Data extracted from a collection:

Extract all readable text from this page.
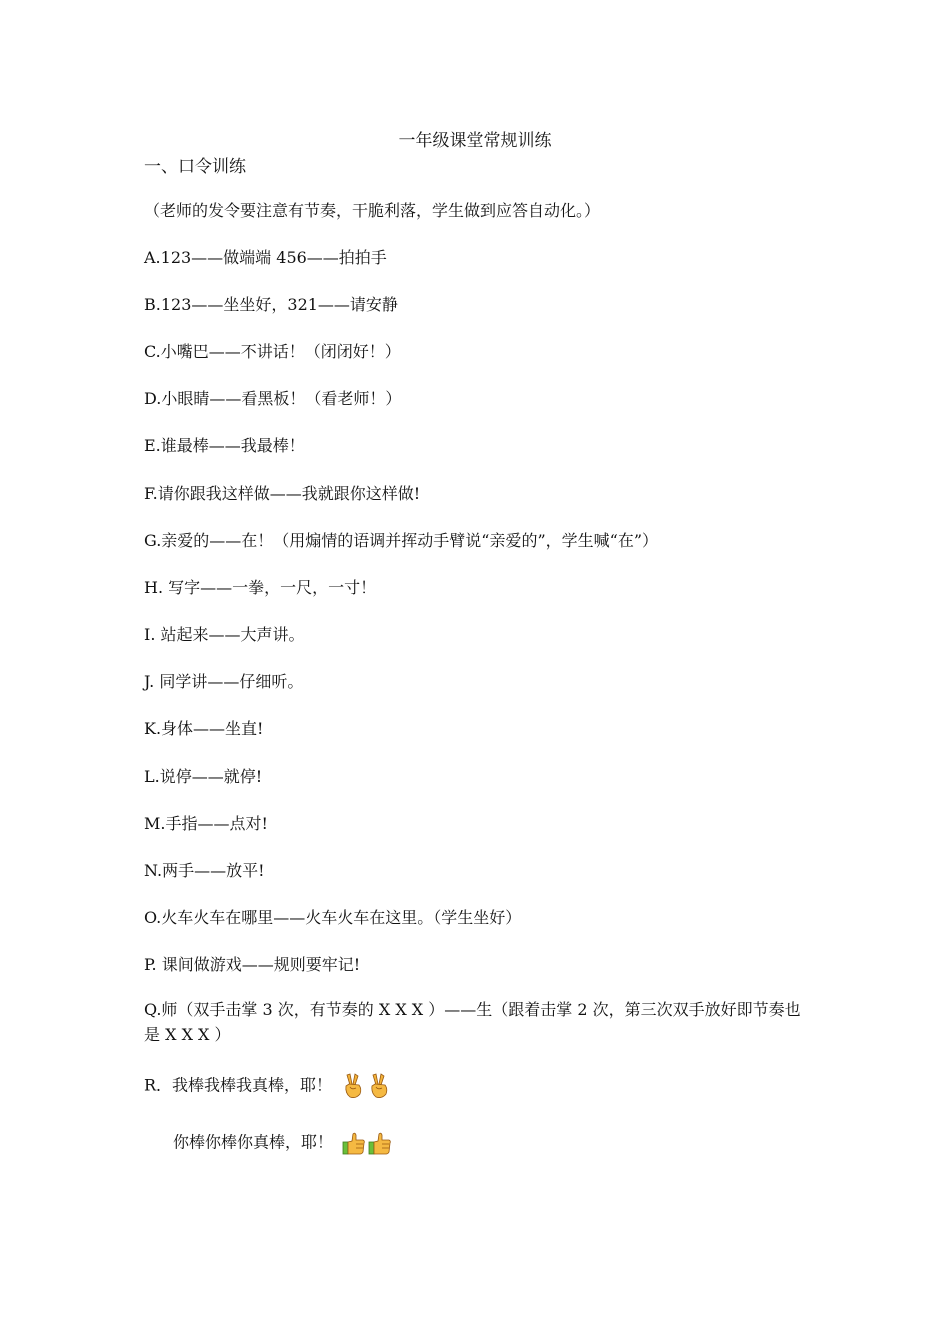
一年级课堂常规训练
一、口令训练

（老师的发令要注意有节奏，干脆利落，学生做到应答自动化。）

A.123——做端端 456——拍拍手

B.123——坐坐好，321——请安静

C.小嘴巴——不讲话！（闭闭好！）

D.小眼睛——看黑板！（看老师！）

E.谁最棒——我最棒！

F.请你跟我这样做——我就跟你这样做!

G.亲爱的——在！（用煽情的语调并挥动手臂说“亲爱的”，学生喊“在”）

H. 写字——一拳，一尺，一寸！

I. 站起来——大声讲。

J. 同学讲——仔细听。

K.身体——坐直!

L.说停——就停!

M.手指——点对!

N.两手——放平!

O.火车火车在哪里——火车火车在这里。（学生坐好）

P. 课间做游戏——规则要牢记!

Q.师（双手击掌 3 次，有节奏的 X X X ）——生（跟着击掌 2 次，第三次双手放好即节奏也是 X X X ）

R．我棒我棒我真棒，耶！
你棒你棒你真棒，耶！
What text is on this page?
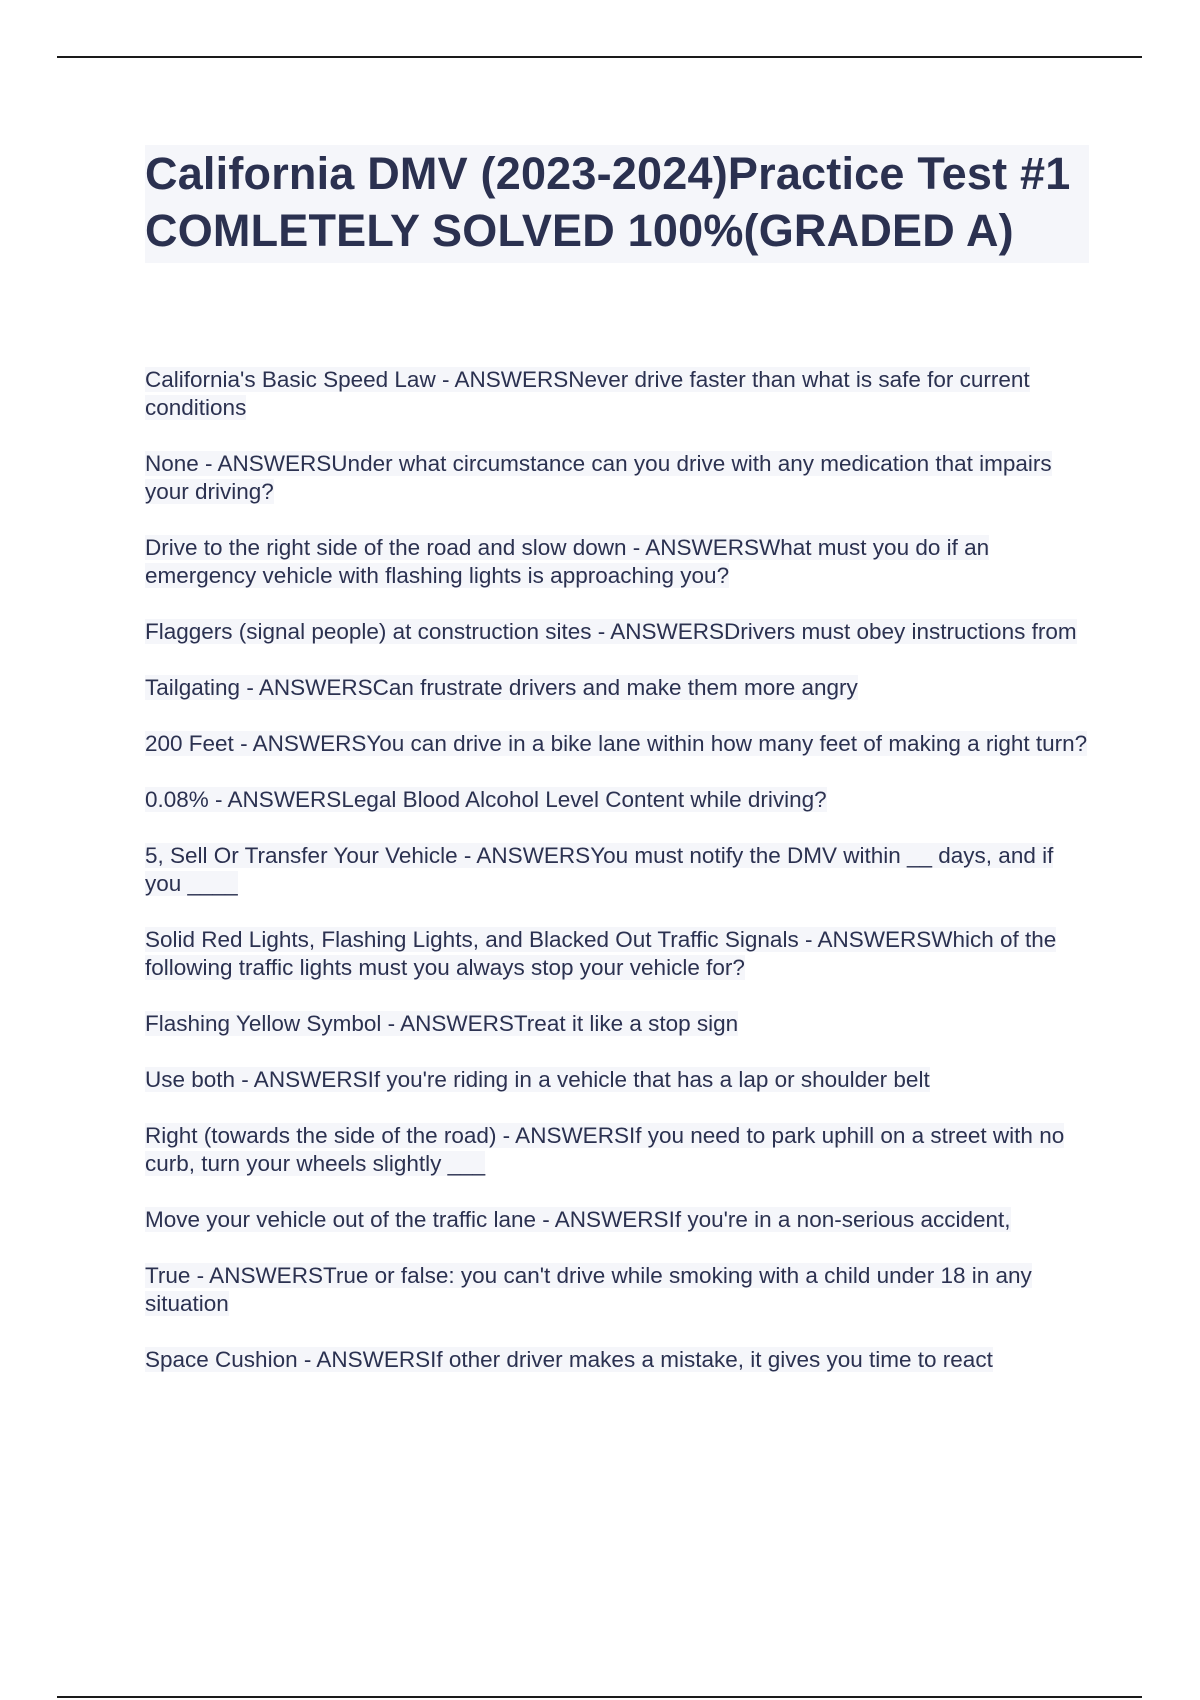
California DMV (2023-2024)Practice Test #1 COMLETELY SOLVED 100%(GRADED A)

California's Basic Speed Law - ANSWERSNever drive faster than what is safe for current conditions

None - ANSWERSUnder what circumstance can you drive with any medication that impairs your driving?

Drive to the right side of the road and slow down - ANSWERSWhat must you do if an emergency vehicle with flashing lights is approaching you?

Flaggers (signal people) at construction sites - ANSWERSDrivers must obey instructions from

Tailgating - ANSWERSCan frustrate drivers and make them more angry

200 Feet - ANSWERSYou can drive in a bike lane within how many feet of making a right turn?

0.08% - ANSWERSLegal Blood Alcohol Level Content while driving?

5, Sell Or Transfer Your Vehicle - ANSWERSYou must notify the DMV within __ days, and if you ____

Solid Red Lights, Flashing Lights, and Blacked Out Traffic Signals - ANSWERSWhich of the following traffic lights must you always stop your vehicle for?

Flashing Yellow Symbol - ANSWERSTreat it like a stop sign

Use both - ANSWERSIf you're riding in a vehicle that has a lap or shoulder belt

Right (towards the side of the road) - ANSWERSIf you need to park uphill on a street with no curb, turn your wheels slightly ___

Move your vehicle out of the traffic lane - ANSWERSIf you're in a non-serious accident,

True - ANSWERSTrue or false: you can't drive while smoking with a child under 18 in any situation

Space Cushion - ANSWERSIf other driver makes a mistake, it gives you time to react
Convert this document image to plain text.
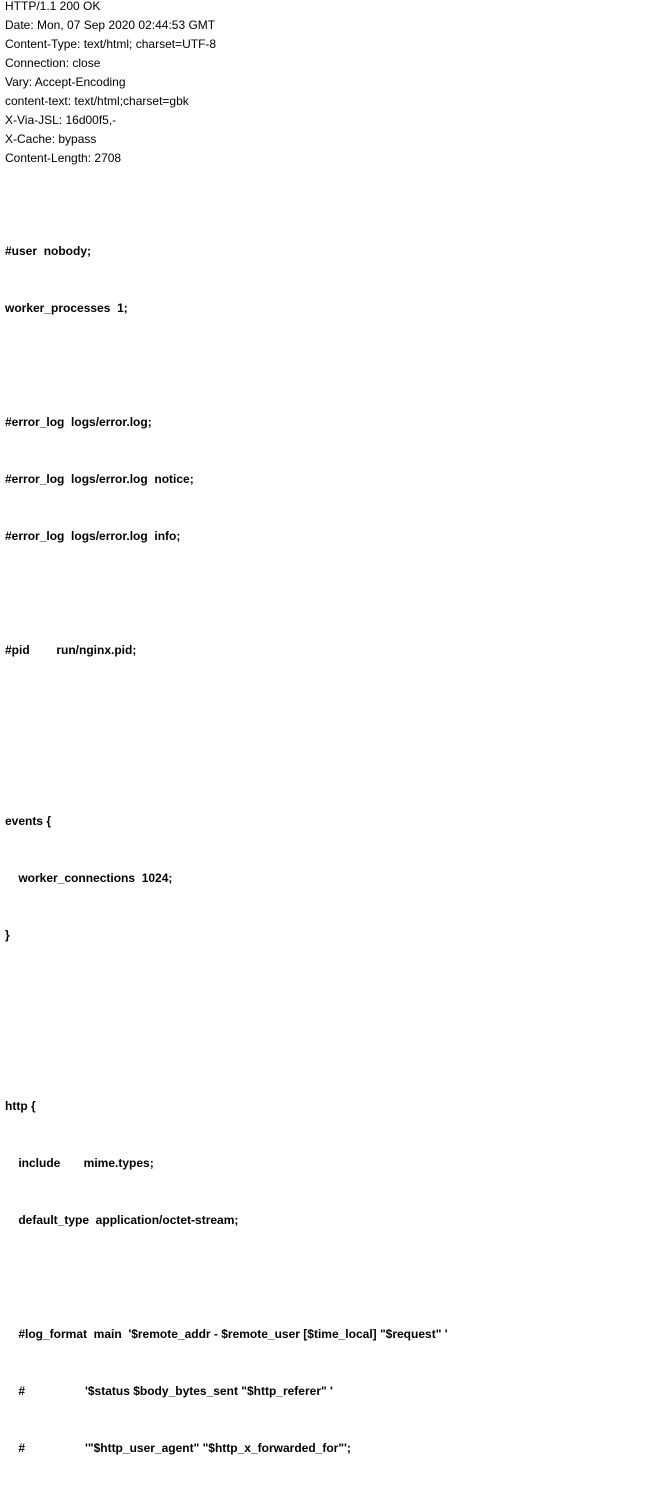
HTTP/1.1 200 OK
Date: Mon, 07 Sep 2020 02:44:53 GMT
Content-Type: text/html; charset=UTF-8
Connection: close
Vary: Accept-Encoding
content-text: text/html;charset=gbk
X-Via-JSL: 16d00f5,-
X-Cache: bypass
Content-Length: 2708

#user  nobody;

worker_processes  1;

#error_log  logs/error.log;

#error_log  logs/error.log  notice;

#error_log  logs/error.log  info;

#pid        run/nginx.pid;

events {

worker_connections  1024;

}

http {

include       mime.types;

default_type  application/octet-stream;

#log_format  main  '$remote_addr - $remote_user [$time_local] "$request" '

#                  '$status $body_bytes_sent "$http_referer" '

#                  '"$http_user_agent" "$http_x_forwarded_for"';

# Your instructions
Return only the number of lines in the data that contain "while".

# Response to this task
2